Material for this exercise:
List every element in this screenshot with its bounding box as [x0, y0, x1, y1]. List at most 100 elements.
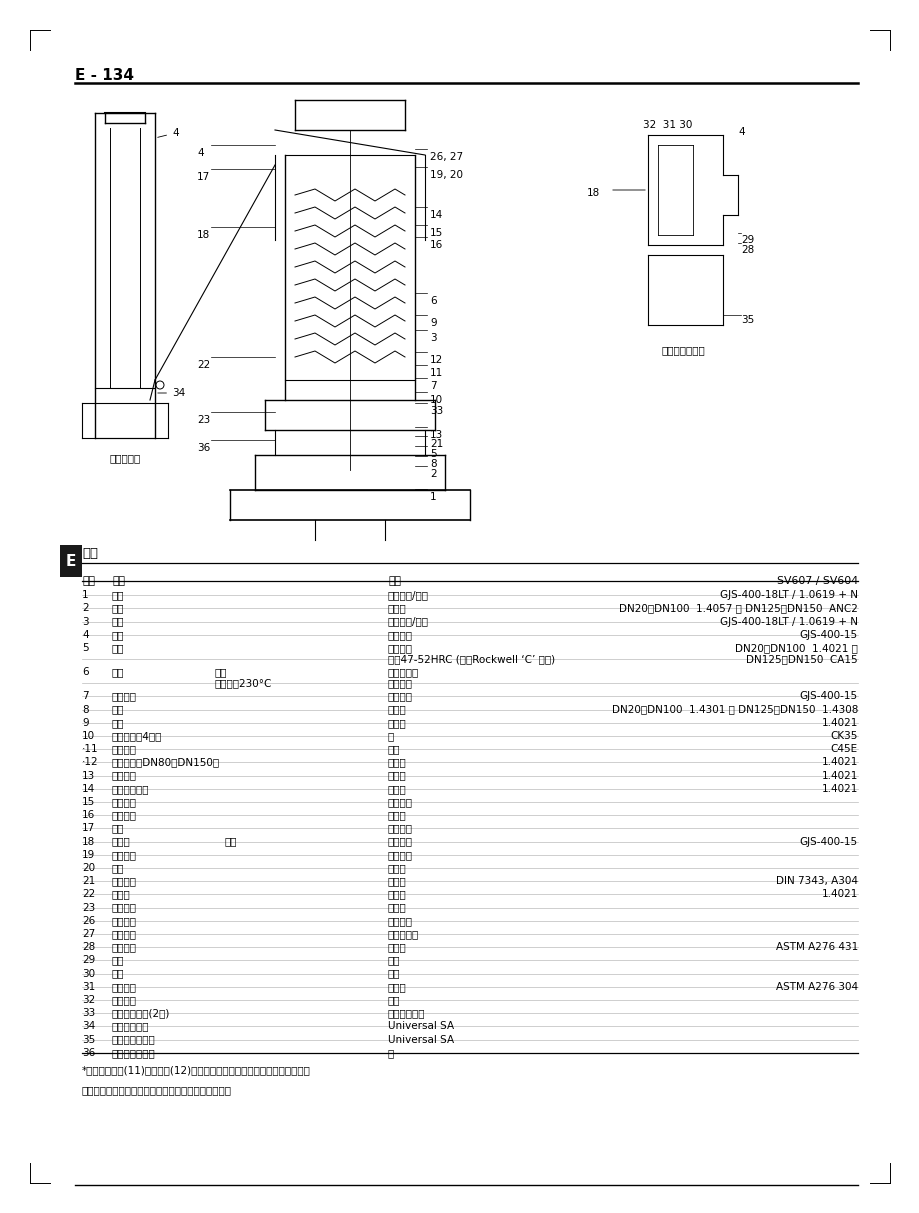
- Text: 镀锌碳钐: 镀锌碳钐: [388, 797, 413, 807]
- Text: *注：弹簧挡板(11)和轴承环(12)根据安全阀的口径和设定压力而有所变化。: *注：弹簧挡板(11)和轴承环(12)根据安全阀的口径和设定压力而有所变化。: [82, 1065, 311, 1075]
- Text: 卡圈柱销: 卡圈柱销: [112, 916, 137, 926]
- Text: 簧环: 簧环: [112, 862, 124, 873]
- Text: 14: 14: [429, 210, 443, 220]
- Text: 17: 17: [197, 172, 210, 182]
- Text: 29: 29: [740, 235, 754, 245]
- Text: 石墨: 石墨: [388, 969, 400, 979]
- Text: 轴承环（仅DN80－DN150）: 轴承环（仅DN80－DN150）: [112, 757, 220, 768]
- Text: 18: 18: [197, 230, 210, 240]
- Text: 温度大于230°C: 温度大于230°C: [215, 678, 272, 688]
- Text: 10: 10: [82, 731, 95, 741]
- Text: 21: 21: [82, 876, 96, 887]
- Text: 阀体螺栓（4个）: 阀体螺栓（4个）: [112, 731, 162, 741]
- Text: 35: 35: [740, 315, 754, 325]
- Text: 36: 36: [197, 443, 210, 452]
- Text: 28: 28: [82, 943, 96, 952]
- Text: 9: 9: [429, 318, 437, 328]
- Text: 26: 26: [82, 916, 96, 926]
- Text: 33: 33: [82, 1008, 96, 1018]
- Text: 碟片: 碟片: [112, 643, 124, 653]
- Text: 10: 10: [429, 395, 443, 405]
- Text: 填料: 填料: [112, 969, 124, 979]
- Text: 为了产品的改进和发展，我们保留修改说明书的权利。: 为了产品的改进和发展，我们保留修改说明书的权利。: [82, 1084, 232, 1095]
- Text: 4: 4: [737, 127, 743, 137]
- Text: 气密封顶盖: 气密封顶盖: [109, 452, 141, 463]
- Text: 镀锌碳钐: 镀锌碳钐: [388, 824, 413, 833]
- Text: 9: 9: [82, 718, 88, 728]
- Text: 弹簧调节螺丝: 弹簧调节螺丝: [112, 784, 150, 793]
- Text: 30: 30: [82, 969, 95, 979]
- Text: 阀杆导板: 阀杆导板: [112, 691, 137, 701]
- Text: 5: 5: [82, 643, 88, 653]
- Text: 不锈钐: 不锈钐: [388, 981, 406, 992]
- Text: 标准: 标准: [215, 667, 227, 677]
- Text: 32: 32: [82, 995, 96, 1006]
- Text: 15: 15: [429, 228, 443, 238]
- Text: 2: 2: [429, 469, 437, 479]
- Text: 镀锌碳钐: 镀锌碳钐: [388, 916, 413, 926]
- Text: 18: 18: [586, 188, 599, 198]
- Text: 8: 8: [82, 705, 88, 714]
- Text: 弹簧挡板: 弹簧挡板: [112, 745, 137, 754]
- Text: DIN 7343, A304: DIN 7343, A304: [775, 876, 857, 887]
- Text: 定位环: 定位环: [112, 889, 130, 899]
- Text: 不锈钐，: 不锈钐，: [388, 643, 413, 653]
- Text: 11: 11: [429, 368, 443, 378]
- Text: 加强片状石墨: 加强片状石墨: [388, 1008, 425, 1018]
- Text: 19: 19: [82, 850, 96, 860]
- Text: 13: 13: [429, 429, 443, 440]
- Text: 阀体: 阀体: [112, 591, 124, 600]
- Text: 1: 1: [82, 591, 88, 600]
- Text: 26, 27: 26, 27: [429, 152, 462, 163]
- Text: 4: 4: [157, 129, 178, 138]
- Text: 34: 34: [157, 388, 185, 398]
- Text: ·11: ·11: [82, 745, 98, 754]
- Text: 球墨铸铁: 球墨铸铁: [388, 837, 413, 847]
- Text: 4: 4: [197, 148, 203, 158]
- Text: 不锈钐: 不锈钐: [388, 603, 406, 614]
- Text: 28: 28: [740, 245, 754, 255]
- Text: 21: 21: [429, 439, 443, 449]
- Text: 球墨铸铁: 球墨铸铁: [388, 630, 413, 639]
- Text: 阀杆挡板垄圈(2个): 阀杆挡板垄圈(2个): [112, 1008, 170, 1018]
- Text: 7: 7: [429, 381, 437, 391]
- Text: 序号: 序号: [82, 576, 95, 586]
- Text: 球墨铸铁/碳钐: 球墨铸铁/碳钐: [388, 616, 428, 627]
- Text: 23: 23: [82, 902, 96, 912]
- Text: 阀体排水口堵塞: 阀体排水口堵塞: [112, 1048, 155, 1058]
- Text: 碳钐: 碳钐: [388, 956, 400, 966]
- Text: 33: 33: [429, 406, 443, 416]
- Text: 气密端盖垄圈: 气密端盖垄圈: [112, 1021, 150, 1031]
- Text: 5: 5: [429, 449, 437, 459]
- Text: 20: 20: [82, 862, 95, 873]
- Text: 钓钒合金钐: 钓钒合金钐: [388, 667, 419, 677]
- Text: 碳钐: 碳钐: [388, 995, 400, 1006]
- Text: 球墨铸铁: 球墨铸铁: [388, 691, 413, 701]
- Text: 卡圈簧环: 卡圈簧环: [112, 929, 137, 939]
- Text: GJS-400-18LT / 1.0619 + N: GJS-400-18LT / 1.0619 + N: [720, 591, 857, 600]
- Text: DN20－DN100  1.4057 和 DN125－DN150  ANC2: DN20－DN100 1.4057 和 DN125－DN150 ANC2: [618, 603, 857, 614]
- Text: 硬兤47-52HRC (硬化Rockwell ‘C’ 范围): 硬兤47-52HRC (硬化Rockwell ‘C’ 范围): [388, 654, 554, 664]
- Text: ASTM A276 304: ASTM A276 304: [775, 981, 857, 992]
- Text: 1.4021: 1.4021: [821, 889, 857, 899]
- Text: 密封手柄腺垄圈: 密封手柄腺垄圈: [112, 1035, 155, 1044]
- Text: 手柄柱销: 手柄柱销: [112, 850, 137, 860]
- Text: 间隔装置: 间隔装置: [112, 770, 137, 781]
- Text: 不锈钐: 不锈钐: [388, 770, 406, 781]
- Text: 阀座: 阀座: [112, 603, 124, 614]
- Text: C45E: C45E: [830, 745, 857, 754]
- Text: 阀杆: 阀杆: [112, 718, 124, 728]
- Text: 22: 22: [82, 889, 96, 899]
- Text: 32  31 30: 32 31 30: [642, 120, 692, 130]
- Text: 15: 15: [82, 797, 96, 807]
- Text: 34: 34: [82, 1021, 96, 1031]
- Text: 碳钐: 碳钐: [388, 745, 400, 754]
- Text: DN20－DN100  1.4021 和: DN20－DN100 1.4021 和: [734, 643, 857, 653]
- Text: DN125－DN150  CA15: DN125－DN150 CA15: [745, 654, 857, 664]
- Text: Universal SA: Universal SA: [388, 1035, 454, 1044]
- Text: 材质: 材质: [82, 547, 98, 560]
- Text: 阀帽螺母: 阀帽螺母: [112, 810, 137, 820]
- Text: 13: 13: [82, 770, 96, 781]
- Text: 不锈钐: 不锈钐: [388, 889, 406, 899]
- Text: GJS-400-15: GJS-400-15: [799, 837, 857, 847]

Exercise: Please revise the lines above so that "bounding box" reads "enclosing rectangle", leaving everything else unchanged. Omit the pictures from your answer.

Exercise answer:
List every element in this screenshot with its enclosing rectangle as [x0, y0, x1, y1]. List at most 100 elements.
- Text: 镀锌碳钐: 镀锌碳钐: [388, 797, 413, 807]
- Text: *注：弹簧挡板(11)和轴承环(12)根据安全阀的口径和设定压力而有所变化。: *注：弹簧挡板(11)和轴承环(12)根据安全阀的口径和设定压力而有所变化。: [82, 1065, 311, 1075]
- Text: 卡圈柱销: 卡圈柱销: [112, 916, 137, 926]
- Text: 簧环: 簧环: [112, 862, 124, 873]
- Text: 14: 14: [429, 210, 443, 220]
- Text: 17: 17: [197, 172, 210, 182]
- Text: 29: 29: [740, 235, 754, 245]
- Text: 石墨: 石墨: [388, 969, 400, 979]
- Text: 轴承环（仅DN80－DN150）: 轴承环（仅DN80－DN150）: [112, 757, 220, 768]
- Text: 18: 18: [197, 230, 210, 240]
- Text: 温度大于230°C: 温度大于230°C: [215, 678, 272, 688]
- Text: 10: 10: [82, 731, 95, 741]
- Text: 21: 21: [82, 876, 96, 887]
- Text: 阀体螺栓（4个）: 阀体螺栓（4个）: [112, 731, 162, 741]
- Text: 35: 35: [740, 315, 754, 325]
- Text: 36: 36: [197, 443, 210, 452]
- Text: 28: 28: [82, 943, 96, 952]
- Text: 9: 9: [429, 318, 437, 328]
- Text: 26: 26: [82, 916, 96, 926]
- Text: 33: 33: [82, 1008, 96, 1018]
- Text: 碟片: 碟片: [112, 643, 124, 653]
- Text: 10: 10: [429, 395, 443, 405]
- Text: 填料: 填料: [112, 969, 124, 979]
- Text: 为了产品的改进和发展，我们保留修改说明书的权利。: 为了产品的改进和发展，我们保留修改说明书的权利。: [82, 1084, 232, 1095]
- Text: 4: 4: [737, 127, 743, 137]
- Text: 气密封顶盖: 气密封顶盖: [109, 452, 141, 463]
- Text: 镀锌碳钐: 镀锌碳钐: [388, 824, 413, 833]
- Text: 9: 9: [82, 718, 88, 728]
- Text: 弹簧调节螺丝: 弹簧调节螺丝: [112, 784, 150, 793]
- Text: 30: 30: [82, 969, 95, 979]
- Text: 阀杆导板: 阀杆导板: [112, 691, 137, 701]
- Text: 5: 5: [82, 643, 88, 653]
- Text: 不锈钐: 不锈钐: [388, 981, 406, 992]
- Text: 标准: 标准: [215, 667, 227, 677]
- Text: 32: 32: [82, 995, 96, 1006]
- Text: 15: 15: [429, 228, 443, 238]
- Text: 2: 2: [429, 469, 437, 479]
- Text: 镀锌碳钐: 镀锌碳钐: [388, 916, 413, 926]
- Text: 18: 18: [586, 188, 599, 198]
- Text: 8: 8: [82, 705, 88, 714]
- Text: 弹簧挡板: 弹簧挡板: [112, 745, 137, 754]
- Text: DIN 7343, A304: DIN 7343, A304: [775, 876, 857, 887]
- Text: 定位环: 定位环: [112, 889, 130, 899]
- Text: 不锈钐，: 不锈钐，: [388, 643, 413, 653]
- Text: 11: 11: [429, 368, 443, 378]
- Text: 加强片状石墨: 加强片状石墨: [388, 1008, 425, 1018]
- Text: 19: 19: [82, 850, 96, 860]
- Text: 13: 13: [429, 429, 443, 440]
- Text: 阀体: 阀体: [112, 591, 124, 600]
- Text: 1: 1: [82, 591, 88, 600]
- Text: 26, 27: 26, 27: [429, 152, 462, 163]
- Text: 4: 4: [157, 129, 178, 138]
- Text: 34: 34: [157, 388, 185, 398]
- Text: ·11: ·11: [82, 745, 98, 754]
- Text: 球墨铸铁: 球墨铸铁: [388, 837, 413, 847]
- Text: 4: 4: [197, 148, 203, 158]
- Text: 不锈钐: 不锈钐: [388, 603, 406, 614]
- Text: 28: 28: [740, 245, 754, 255]
- Text: 21: 21: [429, 439, 443, 449]
- Text: 球墨铸铁: 球墨铸铁: [388, 630, 413, 639]
- Text: 阀杆挡板垄圈(2个): 阀杆挡板垄圈(2个): [112, 1008, 170, 1018]
- Text: 7: 7: [429, 381, 437, 391]
- Text: 序号: 序号: [82, 576, 95, 586]
- Text: 球墨铸铁/碳钐: 球墨铸铁/碳钐: [388, 616, 428, 627]
- Text: 23: 23: [82, 902, 96, 912]
- Text: 阀体排水口堵塞: 阀体排水口堵塞: [112, 1048, 155, 1058]
- Text: 碳钐: 碳钐: [388, 956, 400, 966]
- Text: 33: 33: [429, 406, 443, 416]
- Text: 气密端盖垄圈: 气密端盖垄圈: [112, 1021, 150, 1031]
- Text: 5: 5: [429, 449, 437, 459]
- Text: 20: 20: [82, 862, 95, 873]
- Text: 钓钒合金钐: 钓钒合金钐: [388, 667, 419, 677]
- Text: 碳钐: 碳钐: [388, 995, 400, 1006]
- Text: 球墨铸铁: 球墨铸铁: [388, 691, 413, 701]
- Text: 卡圈簧环: 卡圈簧环: [112, 929, 137, 939]
- Text: GJS-400-18LT / 1.0619 + N: GJS-400-18LT / 1.0619 + N: [720, 591, 857, 600]
- Text: DN20－DN100  1.4057 和 DN125－DN150  ANC2: DN20－DN100 1.4057 和 DN125－DN150 ANC2: [618, 603, 857, 614]
- Text: 硬兤47-52HRC (硬化Rockwell ‘C’ 范围): 硬兤47-52HRC (硬化Rockwell ‘C’ 范围): [388, 654, 554, 664]
- Text: ASTM A276 304: ASTM A276 304: [775, 981, 857, 992]
- Text: 1.4021: 1.4021: [821, 889, 857, 899]
- Text: 密封手柄腺垄圈: 密封手柄腺垄圈: [112, 1035, 155, 1044]
- Text: 手柄柱销: 手柄柱销: [112, 850, 137, 860]
- Text: 间隔装置: 间隔装置: [112, 770, 137, 781]
- Text: 不锈钐: 不锈钐: [388, 770, 406, 781]
- Text: 阀座: 阀座: [112, 603, 124, 614]
- Text: C45E: C45E: [830, 745, 857, 754]
- Text: 阀杆: 阀杆: [112, 718, 124, 728]
- Text: 22: 22: [82, 889, 96, 899]
- Text: 32  31 30: 32 31 30: [642, 120, 692, 130]
- Text: 15: 15: [82, 797, 96, 807]
- Text: 34: 34: [82, 1021, 96, 1031]
- Text: 碳钐: 碳钐: [388, 745, 400, 754]
- Text: DN20－DN100  1.4021 和: DN20－DN100 1.4021 和: [734, 643, 857, 653]
- Text: DN125－DN150  CA15: DN125－DN150 CA15: [745, 654, 857, 664]
- Text: Universal SA: Universal SA: [388, 1035, 454, 1044]
- Text: 材质: 材质: [82, 547, 98, 560]
- Text: 阀帽螺母: 阀帽螺母: [112, 810, 137, 820]
- Text: 13: 13: [82, 770, 96, 781]
- Text: 不锈钐: 不锈钐: [388, 889, 406, 899]
- Text: GJS-400-15: GJS-400-15: [799, 837, 857, 847]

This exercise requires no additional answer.